▸ CONSIGNE: Pour chacun des énoncés suivants, dites par oui ou par non s'il concorde avec le texte sur la gare de Charonne, et citez les mots exacts du texte qui permettent de trancher. (a) Le tunnel de Ménilmontant est le plus long tunnel de la Petite Ceinture. (b) La gare de marchandises de Charonne a ouvert en 1856. (c) La station de métro la plus proche de la gare se trouve à moins de 500 mètres.

▸ EXTRAIT DU DOCUMENT:

————

Gare de Charonne (la Flèche d’Or)

La gare de Charonne est une gare de voyageurs et de marchandises de la Petite Ceinture ferroviaire de Paris. Inaugurée à partir de 1855, elle a été modernisée à plusieurs reprises. Elle se situe dans le 20e arrondissement. 

Fiche d’identité

Charonne : la gare la plus connue de la Petite Ceinture

La gare de Charonne est sans doute la plus connue de la Petite Ceinture, puisqu’elle accueille la Flèche d’Or, lieu culturel incontournable du 20e arrondissement. Elle doit son nom à la commune de Charonne, sur laquelle elle est située, et qui est annexée à Paris en 1860. 

À l’origine, la gare de Charonne est une gare de marchandises, située à 2 pas  de la gare d’Avron et de la gare de l’Avenue de Vincennes, le long des fortifications de Paris.

La gare voyageurs, quant à elle, se situe rue de Bagnolet, sur un axe très fréquenté. Le tunnel de Ménilmontant (ou de Charonne) débouche sur la gare. Long de 1301 m, il n’est autre que le plus long tunnel de la Petite Ceinture. Ce dernier passe au Nord-Est du cimetière du Père Lachaise, situé non loin de la gare, et mène à la gare de Ménilmontant.

Gare Charonne Petite Ceinture Paris
Un train spécial tracté par la locomotive 230 G 353 vient de dépasser la gare de Charonne. Crédit photo : Marc Debrincat

La gare Charonne se situe sur un territoire très densément peuplé, et qui demeure mal desservi par les transports en commun. Oubliée par le métro de Paris, la gare est fréquentée par différentes lignes de bus ; cependant, la station de métro la plus proche est située à plus de 800 mètres. Aussi, un transport ferroviaire viendrait (enfin) désenclaver ce quartier et offrirait une bien meilleure desserte du 20e arrondissement.

Ci-dessous, trois photos de la gare de Charonne capturées en juin 2020 par Jean-Nicolas Lehec

Charonne : une gare de voyageurs et de marchandises

La gare marchandises de Charonne ouvre ses portes le 15 septembre 1855. Il s’agit de la toute première gare de marchandises de la Petite Ceinture de Paris. Elle est rapidement suivie par la gare de marchandises de Belleville-Villette, ouverte le 15 juillet 1856.

————

▸ DONNÉES FOURNIES:
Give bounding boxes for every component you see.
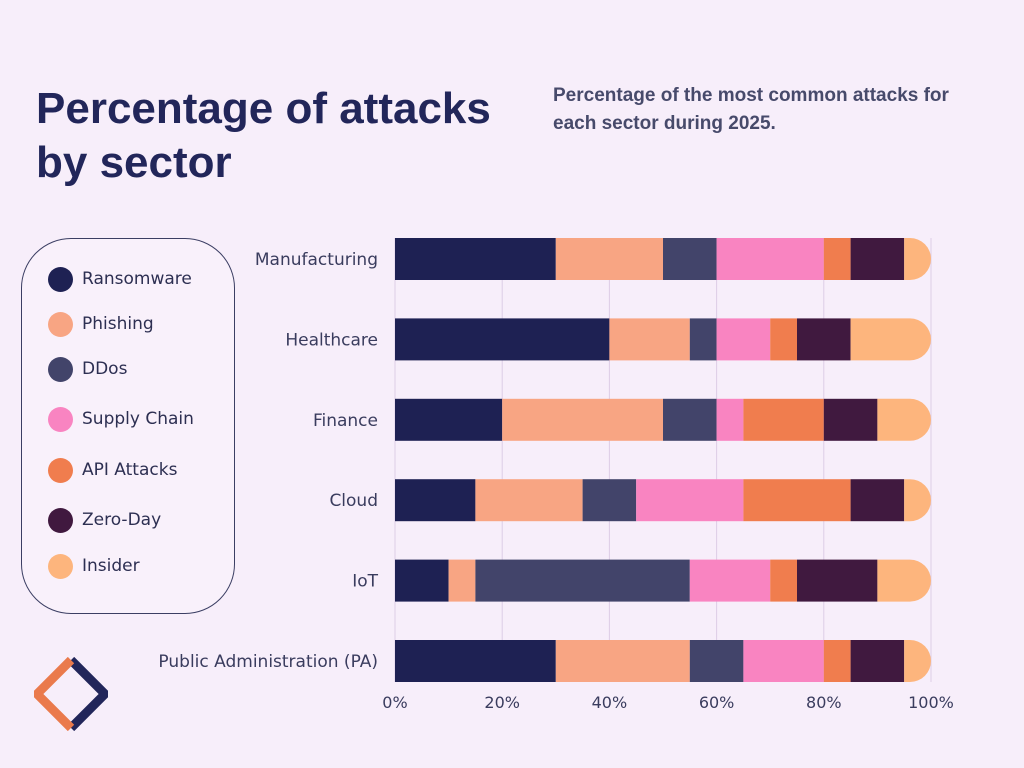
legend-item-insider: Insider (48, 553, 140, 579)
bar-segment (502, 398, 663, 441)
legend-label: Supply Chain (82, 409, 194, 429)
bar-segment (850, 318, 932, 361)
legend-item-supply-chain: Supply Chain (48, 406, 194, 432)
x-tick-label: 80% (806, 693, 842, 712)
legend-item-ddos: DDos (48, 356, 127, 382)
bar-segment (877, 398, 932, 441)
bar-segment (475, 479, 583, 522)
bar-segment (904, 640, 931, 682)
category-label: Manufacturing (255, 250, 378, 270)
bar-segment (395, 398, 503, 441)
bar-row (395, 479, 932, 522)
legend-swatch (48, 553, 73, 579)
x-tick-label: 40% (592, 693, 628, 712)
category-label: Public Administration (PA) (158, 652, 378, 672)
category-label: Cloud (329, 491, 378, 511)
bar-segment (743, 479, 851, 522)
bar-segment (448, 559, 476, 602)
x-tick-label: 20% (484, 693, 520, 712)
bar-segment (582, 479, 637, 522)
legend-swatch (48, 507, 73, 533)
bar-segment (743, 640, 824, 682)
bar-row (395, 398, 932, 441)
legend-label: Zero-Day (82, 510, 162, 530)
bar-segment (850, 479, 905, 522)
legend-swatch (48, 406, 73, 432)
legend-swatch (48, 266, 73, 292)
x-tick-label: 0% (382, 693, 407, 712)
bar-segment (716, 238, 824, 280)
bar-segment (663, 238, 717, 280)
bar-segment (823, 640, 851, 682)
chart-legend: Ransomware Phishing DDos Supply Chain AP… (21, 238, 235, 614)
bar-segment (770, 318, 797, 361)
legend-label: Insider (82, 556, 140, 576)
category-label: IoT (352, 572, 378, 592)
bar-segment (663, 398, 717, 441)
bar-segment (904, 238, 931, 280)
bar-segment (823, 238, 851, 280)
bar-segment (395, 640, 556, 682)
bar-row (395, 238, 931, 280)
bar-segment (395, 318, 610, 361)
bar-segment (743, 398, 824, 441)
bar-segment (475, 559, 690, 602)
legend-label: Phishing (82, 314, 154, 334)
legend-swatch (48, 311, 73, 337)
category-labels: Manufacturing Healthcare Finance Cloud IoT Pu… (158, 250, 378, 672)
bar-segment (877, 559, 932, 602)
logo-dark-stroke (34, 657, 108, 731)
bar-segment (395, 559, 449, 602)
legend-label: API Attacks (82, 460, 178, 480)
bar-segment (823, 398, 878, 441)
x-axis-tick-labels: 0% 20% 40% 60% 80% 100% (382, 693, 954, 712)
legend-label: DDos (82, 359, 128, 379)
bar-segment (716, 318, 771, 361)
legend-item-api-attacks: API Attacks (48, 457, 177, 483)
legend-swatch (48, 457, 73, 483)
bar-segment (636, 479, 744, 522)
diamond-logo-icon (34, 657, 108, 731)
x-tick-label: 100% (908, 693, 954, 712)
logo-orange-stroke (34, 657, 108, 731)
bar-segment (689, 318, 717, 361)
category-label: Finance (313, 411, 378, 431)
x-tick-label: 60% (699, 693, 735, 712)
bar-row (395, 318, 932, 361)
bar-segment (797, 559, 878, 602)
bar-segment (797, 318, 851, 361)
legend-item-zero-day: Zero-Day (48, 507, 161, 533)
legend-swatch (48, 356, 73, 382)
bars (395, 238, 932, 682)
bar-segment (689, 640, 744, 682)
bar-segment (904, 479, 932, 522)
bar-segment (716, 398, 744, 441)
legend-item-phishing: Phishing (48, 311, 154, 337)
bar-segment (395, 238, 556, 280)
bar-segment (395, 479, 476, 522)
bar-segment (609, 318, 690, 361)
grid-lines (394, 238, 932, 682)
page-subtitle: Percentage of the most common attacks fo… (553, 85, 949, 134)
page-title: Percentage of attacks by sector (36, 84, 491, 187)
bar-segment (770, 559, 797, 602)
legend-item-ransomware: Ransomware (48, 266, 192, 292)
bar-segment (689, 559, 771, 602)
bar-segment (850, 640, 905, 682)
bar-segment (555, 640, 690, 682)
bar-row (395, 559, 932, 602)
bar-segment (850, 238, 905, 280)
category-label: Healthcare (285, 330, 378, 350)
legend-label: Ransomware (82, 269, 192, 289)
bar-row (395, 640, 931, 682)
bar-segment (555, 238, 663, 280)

————

▸ TÂCHE RÉALISÉE:
(a) Oui : « il n’est autre que le plus long tunnel de la Petite Ceinture ».
(b) Non : « La gare marchandises de Charonne ouvre ses portes le 15 septembre 1855. »
(c) Non : « la station de métro la plus proche est située à plus de 800 mètres ».